-- Start ENTRIES PROVIDED --

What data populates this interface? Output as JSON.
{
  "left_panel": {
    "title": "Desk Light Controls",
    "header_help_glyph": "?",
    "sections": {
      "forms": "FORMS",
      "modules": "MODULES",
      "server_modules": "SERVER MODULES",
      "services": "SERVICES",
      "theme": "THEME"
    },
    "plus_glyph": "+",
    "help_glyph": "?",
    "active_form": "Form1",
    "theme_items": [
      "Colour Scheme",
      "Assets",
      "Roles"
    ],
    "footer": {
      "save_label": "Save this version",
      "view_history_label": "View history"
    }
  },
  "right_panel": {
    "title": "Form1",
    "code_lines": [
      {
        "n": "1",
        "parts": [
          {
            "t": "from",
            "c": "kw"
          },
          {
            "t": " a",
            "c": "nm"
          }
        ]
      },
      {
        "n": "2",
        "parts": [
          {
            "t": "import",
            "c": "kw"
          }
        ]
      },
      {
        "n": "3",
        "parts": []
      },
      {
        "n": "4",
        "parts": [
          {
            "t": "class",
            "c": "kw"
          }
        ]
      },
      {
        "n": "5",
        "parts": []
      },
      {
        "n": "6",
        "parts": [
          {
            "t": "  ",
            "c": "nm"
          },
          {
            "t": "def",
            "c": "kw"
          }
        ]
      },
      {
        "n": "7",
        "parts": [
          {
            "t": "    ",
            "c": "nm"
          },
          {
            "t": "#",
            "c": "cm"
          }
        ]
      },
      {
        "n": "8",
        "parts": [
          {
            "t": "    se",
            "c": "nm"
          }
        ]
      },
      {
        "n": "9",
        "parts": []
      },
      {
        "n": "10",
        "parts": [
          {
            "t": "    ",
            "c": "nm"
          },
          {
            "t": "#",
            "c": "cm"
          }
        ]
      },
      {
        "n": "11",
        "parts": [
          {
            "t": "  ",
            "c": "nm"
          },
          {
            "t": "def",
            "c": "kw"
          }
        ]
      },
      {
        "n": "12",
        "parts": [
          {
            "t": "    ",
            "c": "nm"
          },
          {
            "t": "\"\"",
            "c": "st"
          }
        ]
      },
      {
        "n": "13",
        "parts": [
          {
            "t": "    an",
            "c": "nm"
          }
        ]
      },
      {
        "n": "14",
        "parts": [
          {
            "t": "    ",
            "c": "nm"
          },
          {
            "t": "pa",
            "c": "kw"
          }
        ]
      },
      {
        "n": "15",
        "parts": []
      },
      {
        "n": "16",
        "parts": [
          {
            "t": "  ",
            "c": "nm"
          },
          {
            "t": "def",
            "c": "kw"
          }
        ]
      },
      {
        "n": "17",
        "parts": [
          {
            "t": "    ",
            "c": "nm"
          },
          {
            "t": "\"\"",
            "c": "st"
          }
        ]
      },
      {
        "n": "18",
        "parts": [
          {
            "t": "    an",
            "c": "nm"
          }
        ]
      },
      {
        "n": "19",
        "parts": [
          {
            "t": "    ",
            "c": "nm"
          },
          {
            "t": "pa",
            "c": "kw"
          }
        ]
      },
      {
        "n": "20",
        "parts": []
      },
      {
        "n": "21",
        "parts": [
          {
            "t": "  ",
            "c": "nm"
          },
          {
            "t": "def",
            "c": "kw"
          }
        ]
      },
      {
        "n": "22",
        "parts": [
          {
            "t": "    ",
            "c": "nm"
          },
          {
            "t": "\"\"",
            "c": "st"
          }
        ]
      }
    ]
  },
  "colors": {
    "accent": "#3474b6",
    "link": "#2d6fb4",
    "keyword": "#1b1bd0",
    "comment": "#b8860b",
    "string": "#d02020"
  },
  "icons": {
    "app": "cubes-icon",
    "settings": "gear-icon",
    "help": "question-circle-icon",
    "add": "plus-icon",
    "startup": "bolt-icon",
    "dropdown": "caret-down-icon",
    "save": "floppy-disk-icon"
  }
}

-- End ENTRIES PROVIDED --

TASK DESCRIPTION | Please set down each line of the records exactly as given.

COMPLETE RESPONSE |
What data populates this interface? Output as JSON.
{
  "left_panel": {
    "title": "Desk Light Controls",
    "header_help_glyph": "?",
    "sections": {
      "forms": "FORMS",
      "modules": "MODULES",
      "server_modules": "SERVER MODULES",
      "services": "SERVICES",
      "theme": "THEME"
    },
    "plus_glyph": "+",
    "help_glyph": "?",
    "active_form": "Form1",
    "theme_items": [
      "Colour Scheme",
      "Assets",
      "Roles"
    ],
    "footer": {
      "save_label": "Save this version",
      "view_history_label": "View history"
    }
  },
  "right_panel": {
    "title": "Form1",
    "code_lines": [
      {
        "n": "1",
        "parts": [
          {
            "t": "from",
            "c": "kw"
          },
          {
            "t": " a",
            "c": "nm"
          }
        ]
      },
      {
        "n": "2",
        "parts": [
          {
            "t": "import",
            "c": "kw"
          }
        ]
      },
      {
        "n": "3",
        "parts": []
      },
      {
        "n": "4",
        "parts": [
          {
            "t": "class",
            "c": "kw"
          }
        ]
      },
      {
        "n": "5",
        "parts": []
      },
      {
        "n": "6",
        "parts": [
          {
            "t": "  ",
            "c": "nm"
          },
          {
            "t": "def",
            "c": "kw"
          }
        ]
      },
      {
        "n": "7",
        "parts": [
          {
            "t": "    ",
            "c": "nm"
          },
          {
            "t": "#",
            "c": "cm"
          }
        ]
      },
      {
        "n": "8",
        "parts": [
          {
            "t": "    se",
            "c": "nm"
          }
        ]
      },
      {
        "n": "9",
        "parts": []
      },
      {
        "n": "10",
        "parts": [
          {
            "t": "    ",
            "c": "nm"
          },
          {
            "t": "#",
            "c": "cm"
          }
        ]
      },
      {
        "n": "11",
        "parts": [
          {
            "t": "  ",
            "c": "nm"
          },
          {
            "t": "def",
            "c": "kw"
          }
        ]
      },
      {
        "n": "12",
        "parts": [
          {
            "t": "    ",
            "c": "nm"
          },
          {
            "t": "\"\"",
            "c": "st"
          }
        ]
      },
      {
        "n": "13",
        "parts": [
          {
            "t": "    an",
            "c": "nm"
          }
        ]
      },
      {
        "n": "14",
        "parts": [
          {
            "t": "    ",
            "c": "nm"
          },
          {
            "t": "pa",
            "c": "kw"
          }
        ]
      },
      {
        "n": "15",
        "parts": []
      },
      {
        "n": "16",
        "parts": [
          {
            "t": "  ",
            "c": "nm"
          },
          {
            "t": "def",
            "c": "kw"
          }
        ]
      },
      {
        "n": "17",
        "parts": [
          {
            "t": "    ",
            "c": "nm"
          },
          {
            "t": "\"\"",
            "c": "st"
          }
        ]
      },
      {
        "n": "18",
        "parts": [
          {
            "t": "    an",
            "c": "nm"
          }
        ]
      },
      {
        "n": "19",
        "parts": [
          {
            "t": "    ",
            "c": "nm"
          },
          {
            "t": "pa",
            "c": "kw"
          }
        ]
      },
      {
        "n": "20",
        "parts": []
      },
      {
        "n": "21",
        "parts": [
          {
            "t": "  ",
            "c": "nm"
          },
          {
            "t": "def",
            "c": "kw"
          }
        ]
      },
      {
        "n": "22",
        "parts": [
          {
            "t": "    ",
            "c": "nm"
          },
          {
            "t": "\"\"",
            "c": "st"
          }
        ]
      }
    ]
  },
  "colors": {
    "accent": "#3474b6",
    "link": "#2d6fb4",
    "keyword": "#1b1bd0",
    "comment": "#b8860b",
    "string": "#d02020"
  },
  "icons": {
    "app": "cubes-icon",
    "settings": "gear-icon",
    "help": "question-circle-icon",
    "add": "plus-icon",
    "startup": "bolt-icon",
    "dropdown": "caret-down-icon",
    "save": "floppy-disk-icon"
  }
}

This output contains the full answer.